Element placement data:

:::::

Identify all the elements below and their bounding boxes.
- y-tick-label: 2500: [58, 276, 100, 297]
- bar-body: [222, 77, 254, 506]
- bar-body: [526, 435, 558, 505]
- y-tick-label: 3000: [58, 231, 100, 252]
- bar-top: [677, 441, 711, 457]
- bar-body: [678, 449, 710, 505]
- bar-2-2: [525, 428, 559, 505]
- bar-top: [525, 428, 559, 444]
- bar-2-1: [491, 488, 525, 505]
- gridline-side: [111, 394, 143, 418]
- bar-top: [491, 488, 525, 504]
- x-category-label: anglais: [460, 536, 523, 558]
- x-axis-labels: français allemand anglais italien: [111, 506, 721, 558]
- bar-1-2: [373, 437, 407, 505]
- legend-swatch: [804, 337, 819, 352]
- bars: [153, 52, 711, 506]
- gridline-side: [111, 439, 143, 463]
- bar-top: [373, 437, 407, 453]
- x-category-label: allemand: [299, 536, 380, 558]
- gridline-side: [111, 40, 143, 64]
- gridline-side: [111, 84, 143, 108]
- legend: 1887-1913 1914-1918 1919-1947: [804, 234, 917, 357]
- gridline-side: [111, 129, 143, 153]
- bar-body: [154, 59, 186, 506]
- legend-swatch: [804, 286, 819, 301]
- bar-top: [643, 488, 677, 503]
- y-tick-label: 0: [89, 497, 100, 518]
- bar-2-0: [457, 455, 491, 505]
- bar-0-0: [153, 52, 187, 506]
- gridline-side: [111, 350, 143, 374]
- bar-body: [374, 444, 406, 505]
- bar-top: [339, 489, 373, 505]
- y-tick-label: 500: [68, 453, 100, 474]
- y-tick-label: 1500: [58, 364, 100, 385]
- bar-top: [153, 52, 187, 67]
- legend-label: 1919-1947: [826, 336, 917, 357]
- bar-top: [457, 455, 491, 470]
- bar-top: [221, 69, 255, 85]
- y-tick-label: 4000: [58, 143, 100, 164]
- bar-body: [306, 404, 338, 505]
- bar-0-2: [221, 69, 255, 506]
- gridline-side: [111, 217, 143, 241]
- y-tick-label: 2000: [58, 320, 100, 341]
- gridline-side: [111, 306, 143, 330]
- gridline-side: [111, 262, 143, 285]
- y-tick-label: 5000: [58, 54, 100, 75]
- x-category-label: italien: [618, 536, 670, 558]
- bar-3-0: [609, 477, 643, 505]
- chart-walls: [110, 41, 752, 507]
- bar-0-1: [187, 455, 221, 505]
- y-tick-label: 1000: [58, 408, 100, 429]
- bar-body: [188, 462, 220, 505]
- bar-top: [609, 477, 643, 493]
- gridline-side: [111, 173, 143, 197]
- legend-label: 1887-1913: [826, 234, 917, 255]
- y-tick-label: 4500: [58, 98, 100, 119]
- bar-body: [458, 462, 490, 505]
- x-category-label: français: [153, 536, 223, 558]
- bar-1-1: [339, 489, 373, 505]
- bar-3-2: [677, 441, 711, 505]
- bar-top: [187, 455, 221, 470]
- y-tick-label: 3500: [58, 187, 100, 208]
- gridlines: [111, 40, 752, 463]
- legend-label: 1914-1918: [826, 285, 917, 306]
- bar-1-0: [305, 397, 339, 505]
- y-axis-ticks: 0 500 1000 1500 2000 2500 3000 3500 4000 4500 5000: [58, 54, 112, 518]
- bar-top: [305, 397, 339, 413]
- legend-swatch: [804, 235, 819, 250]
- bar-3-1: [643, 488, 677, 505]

:::::

__Short exercise__:
Edit the material above so that every instance of "gridline-side" reads "gridline-edge", and reproduce all of its lines with nothing else changed.

__Exercise result__:
Identify all the elements below and their bounding boxes.
- y-tick-label: 2500: [58, 276, 100, 297]
- bar-body: [222, 77, 254, 506]
- bar-body: [526, 435, 558, 505]
- y-tick-label: 3000: [58, 231, 100, 252]
- bar-top: [677, 441, 711, 457]
- bar-body: [678, 449, 710, 505]
- bar-2-2: [525, 428, 559, 505]
- bar-top: [525, 428, 559, 444]
- bar-2-1: [491, 488, 525, 505]
- gridline-edge: [111, 394, 143, 418]
- bar-top: [491, 488, 525, 504]
- x-category-label: anglais: [460, 536, 523, 558]
- x-axis-labels: français allemand anglais italien: [111, 506, 721, 558]
- bar-1-2: [373, 437, 407, 505]
- legend-swatch: [804, 337, 819, 352]
- bars: [153, 52, 711, 506]
- gridline-edge: [111, 439, 143, 463]
- bar-top: [373, 437, 407, 453]
- x-category-label: allemand: [299, 536, 380, 558]
- gridline-edge: [111, 40, 143, 64]
- gridline-edge: [111, 84, 143, 108]
- legend: 1887-1913 1914-1918 1919-1947: [804, 234, 917, 357]
- gridline-edge: [111, 129, 143, 153]
- bar-body: [154, 59, 186, 506]
- legend-swatch: [804, 286, 819, 301]
- bar-top: [643, 488, 677, 503]
- y-tick-label: 0: [89, 497, 100, 518]
- bar-2-0: [457, 455, 491, 505]
- bar-0-0: [153, 52, 187, 506]
- gridline-edge: [111, 350, 143, 374]
- bar-body: [374, 444, 406, 505]
- bar-top: [339, 489, 373, 505]
- y-tick-label: 500: [68, 453, 100, 474]
- y-tick-label: 1500: [58, 364, 100, 385]
- bar-top: [153, 52, 187, 67]
- legend-label: 1919-1947: [826, 336, 917, 357]
- bar-top: [457, 455, 491, 470]
- bar-top: [221, 69, 255, 85]
- y-tick-label: 4000: [58, 143, 100, 164]
- bar-body: [306, 404, 338, 505]
- bar-0-2: [221, 69, 255, 506]
- gridline-edge: [111, 217, 143, 241]
- y-tick-label: 2000: [58, 320, 100, 341]
- gridline-edge: [111, 306, 143, 330]
- gridline-edge: [111, 262, 143, 285]
- y-tick-label: 5000: [58, 54, 100, 75]
- x-category-label: italien: [618, 536, 670, 558]
- bar-3-0: [609, 477, 643, 505]
- chart-walls: [110, 41, 752, 507]
- bar-0-1: [187, 455, 221, 505]
- y-tick-label: 1000: [58, 408, 100, 429]
- bar-body: [188, 462, 220, 505]
- bar-top: [609, 477, 643, 493]
- gridline-edge: [111, 173, 143, 197]
- legend-label: 1887-1913: [826, 234, 917, 255]
- y-tick-label: 4500: [58, 98, 100, 119]
- bar-body: [458, 462, 490, 505]
- x-category-label: français: [153, 536, 223, 558]
- bar-1-1: [339, 489, 373, 505]
- bar-3-2: [677, 441, 711, 505]
- bar-top: [187, 455, 221, 470]
- y-tick-label: 3500: [58, 187, 100, 208]
- gridlines: [111, 40, 752, 463]
- legend-label: 1914-1918: [826, 285, 917, 306]
- bar-1-0: [305, 397, 339, 505]
- y-axis-ticks: 0 500 1000 1500 2000 2500 3000 3500 4000 4500 5000: [58, 54, 112, 518]
- bar-top: [305, 397, 339, 413]
- legend-swatch: [804, 235, 819, 250]
- bar-3-1: [643, 488, 677, 505]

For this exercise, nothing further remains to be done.